SUPPLIED MATERIAL =>
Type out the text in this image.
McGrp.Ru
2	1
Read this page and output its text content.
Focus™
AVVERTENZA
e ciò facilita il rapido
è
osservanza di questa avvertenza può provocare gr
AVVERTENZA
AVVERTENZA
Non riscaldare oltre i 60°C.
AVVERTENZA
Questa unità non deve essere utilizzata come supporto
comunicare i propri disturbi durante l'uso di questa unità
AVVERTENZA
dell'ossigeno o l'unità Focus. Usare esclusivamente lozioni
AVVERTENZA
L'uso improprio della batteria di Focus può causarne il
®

EXERCISE DESCRIPTION =>
Each line above must be printed exactly as it appears.

REPLY TO THE TASK =>
Type out the text in this image.
McGrp.Ru
2	1
Read this page and output its text content.
Focus™
AVVERTENZA
e ciò facilita il rapido
è
osservanza di questa avvertenza può provocare gr
AVVERTENZA
AVVERTENZA
Non riscaldare oltre i 60°C.
AVVERTENZA
Questa unità non deve essere utilizzata come supporto
comunicare i propri disturbi durante l'uso di questa unità
AVVERTENZA
dell'ossigeno o l'unità Focus. Usare esclusivamente lozioni
AVVERTENZA
L'uso improprio della batteria di Focus può causarne il
®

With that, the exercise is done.